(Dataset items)
§
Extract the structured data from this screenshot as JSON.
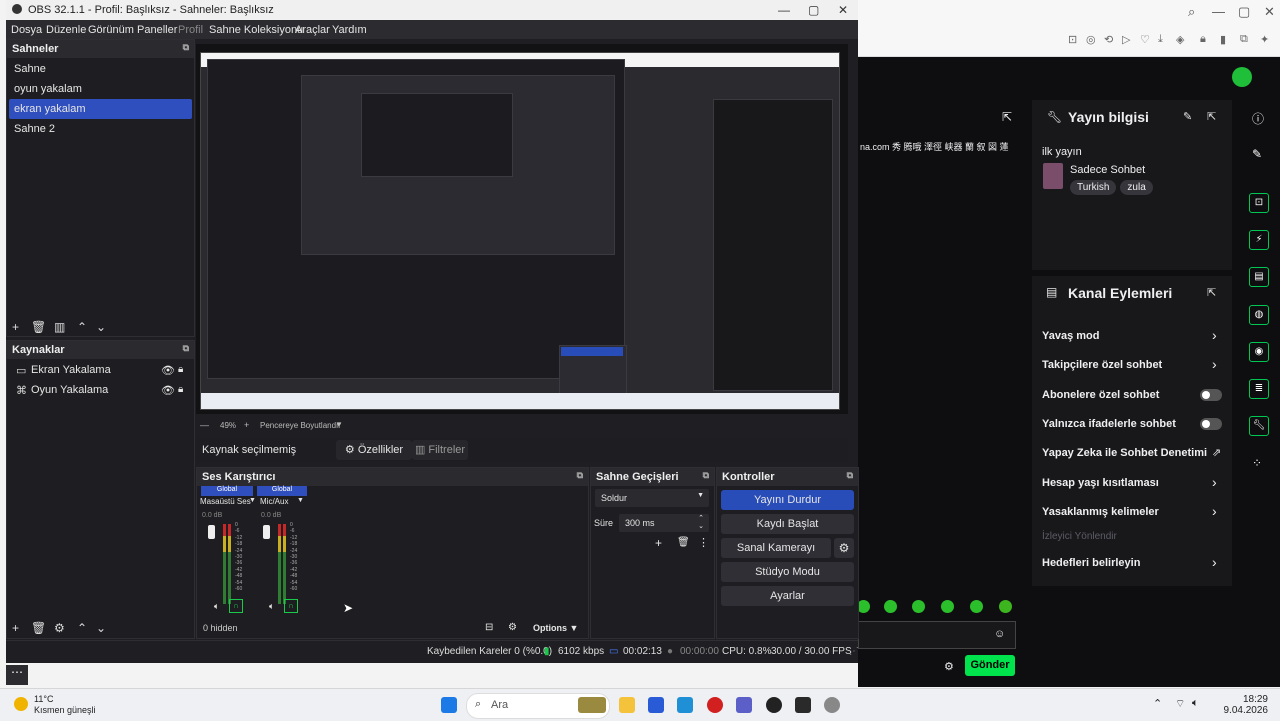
{
  "obs": {
    "title": "OBS 32.1.1 - Profil: Başlıksız - Sahneler: Başlıksız",
    "menu": [
      "Dosya",
      "Düzenle",
      "Görünüm",
      "Paneller",
      "Profil",
      "Sahne Koleksiyonu",
      "Araçlar",
      "Yardım"
    ],
    "scenes_header": "Sahneler",
    "scenes": [
      "Sahne",
      "oyun yakalam",
      "ekran yakalam",
      "Sahne 2"
    ],
    "selected_scene_index": 2,
    "sources_header": "Kaynaklar",
    "sources": [
      "Ekran Yakalama",
      "Oyun Yakalama"
    ],
    "preview_zoom": "49%",
    "preview_mode": "Pencereye Boyutlandır",
    "no_source_selected": "Kaynak seçilmemiş",
    "properties_button": "Özellikler",
    "filters_button": "Filtreler",
    "mixer_header": "Ses Karıştırıcı",
    "mixer_channels": [
      {
        "tag": "Global",
        "name": "Masaüstü Ses",
        "db": "0.0 dB"
      },
      {
        "tag": "Global",
        "name": "Mic/Aux",
        "db": "0.0 dB"
      }
    ],
    "meter_scale": [
      "0",
      "-6",
      "-12",
      "-18",
      "-24",
      "-30",
      "-36",
      "-42",
      "-48",
      "-54",
      "-60"
    ],
    "hidden_count": "0 hidden",
    "options_label": "Options",
    "transitions_header": "Sahne Geçişleri",
    "transition_value": "Soldur",
    "duration_label": "Süre",
    "duration_value": "300 ms",
    "controls_header": "Kontroller",
    "controls": [
      "Yayını Durdur",
      "Kaydı Başlat",
      "Sanal Kamerayı Başlat",
      "Stüdyo Modu",
      "Ayarlar"
    ],
    "status": {
      "dropped": "Kaybedilen Kareler 0 (%0.0)",
      "bitrate": "6102 kbps",
      "stream_time": "00:02:13",
      "rec_time": "00:00:00",
      "cpu": "CPU: 0.8%",
      "fps": "30.00 / 30.00 FPS"
    }
  },
  "twitch": {
    "chat_snippet": "na.com 秀 腾哦 澤徑 峡器 蘭 叙 図 蓮",
    "stream_info_title": "Yayın bilgisi",
    "stream_title": "ilk yayın",
    "category": "Sadece Sohbet",
    "tags": [
      "Turkish",
      "zula"
    ],
    "channel_actions_title": "Kanal Eylemleri",
    "actions": [
      {
        "label": "Yavaş mod",
        "kind": "chevron"
      },
      {
        "label": "Takipçilere özel sohbet",
        "kind": "chevron"
      },
      {
        "label": "Abonelere özel sohbet",
        "kind": "toggle"
      },
      {
        "label": "Yalnızca ifadelerle sohbet",
        "kind": "toggle"
      },
      {
        "label": "Yapay Zeka ile Sohbet Denetimi",
        "kind": "external"
      },
      {
        "label": "Hesap yaşı kısıtlaması",
        "kind": "chevron"
      },
      {
        "label": "Yasaklanmış kelimeler",
        "kind": "chevron"
      },
      {
        "label": "İzleyici Yönlendir",
        "kind": "disabled"
      },
      {
        "label": "Hedefleri belirleyin",
        "kind": "chevron"
      }
    ],
    "send_button": "Gönder",
    "accent": "#00e34d"
  },
  "taskbar": {
    "weather_temp": "11°C",
    "weather_desc": "Kısmen güneşli",
    "search_placeholder": "Ara",
    "time": "18:29",
    "date": "9.04.2026"
  }
}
§
Would you return the data exactly as written, without the pictures?

Extract the structured data from this screenshot as JSON.
{
  "obs": {
    "title": "OBS 32.1.1 - Profil: Başlıksız - Sahneler: Başlıksız",
    "menu": [
      "Dosya",
      "Düzenle",
      "Görünüm",
      "Paneller",
      "Profil",
      "Sahne Koleksiyonu",
      "Araçlar",
      "Yardım"
    ],
    "scenes_header": "Sahneler",
    "scenes": [
      "Sahne",
      "oyun yakalam",
      "ekran yakalam",
      "Sahne 2"
    ],
    "selected_scene_index": 2,
    "sources_header": "Kaynaklar",
    "sources": [
      "Ekran Yakalama",
      "Oyun Yakalama"
    ],
    "preview_zoom": "49%",
    "preview_mode": "Pencereye Boyutlandır",
    "no_source_selected": "Kaynak seçilmemiş",
    "properties_button": "Özellikler",
    "filters_button": "Filtreler",
    "mixer_header": "Ses Karıştırıcı",
    "mixer_channels": [
      {
        "tag": "Global",
        "name": "Masaüstü Ses",
        "db": "0.0 dB"
      },
      {
        "tag": "Global",
        "name": "Mic/Aux",
        "db": "0.0 dB"
      }
    ],
    "meter_scale": [
      "0",
      "-6",
      "-12",
      "-18",
      "-24",
      "-30",
      "-36",
      "-42",
      "-48",
      "-54",
      "-60"
    ],
    "hidden_count": "0 hidden",
    "options_label": "Options",
    "transitions_header": "Sahne Geçişleri",
    "transition_value": "Soldur",
    "duration_label": "Süre",
    "duration_value": "300 ms",
    "controls_header": "Kontroller",
    "controls": [
      "Yayını Durdur",
      "Kaydı Başlat",
      "Sanal Kamerayı Başlat",
      "Stüdyo Modu",
      "Ayarlar"
    ],
    "status": {
      "dropped": "Kaybedilen Kareler 0 (%0.0)",
      "bitrate": "6102 kbps",
      "stream_time": "00:02:13",
      "rec_time": "00:00:00",
      "cpu": "CPU: 0.8%",
      "fps": "30.00 / 30.00 FPS"
    }
  },
  "twitch": {
    "chat_snippet": "na.com 秀 腾哦 澤徑 峡器 蘭 叙 図 蓮",
    "stream_info_title": "Yayın bilgisi",
    "stream_title": "ilk yayın",
    "category": "Sadece Sohbet",
    "tags": [
      "Turkish",
      "zula"
    ],
    "channel_actions_title": "Kanal Eylemleri",
    "actions": [
      {
        "label": "Yavaş mod",
        "kind": "chevron"
      },
      {
        "label": "Takipçilere özel sohbet",
        "kind": "chevron"
      },
      {
        "label": "Abonelere özel sohbet",
        "kind": "toggle"
      },
      {
        "label": "Yalnızca ifadelerle sohbet",
        "kind": "toggle"
      },
      {
        "label": "Yapay Zeka ile Sohbet Denetimi",
        "kind": "external"
      },
      {
        "label": "Hesap yaşı kısıtlaması",
        "kind": "chevron"
      },
      {
        "label": "Yasaklanmış kelimeler",
        "kind": "chevron"
      },
      {
        "label": "İzleyici Yönlendir",
        "kind": "disabled"
      },
      {
        "label": "Hedefleri belirleyin",
        "kind": "chevron"
      }
    ],
    "send_button": "Gönder",
    "accent": "#00e34d"
  },
  "taskbar": {
    "weather_temp": "11°C",
    "weather_desc": "Kısmen güneşli",
    "search_placeholder": "Ara",
    "time": "18:29",
    "date": "9.04.2026"
  }
}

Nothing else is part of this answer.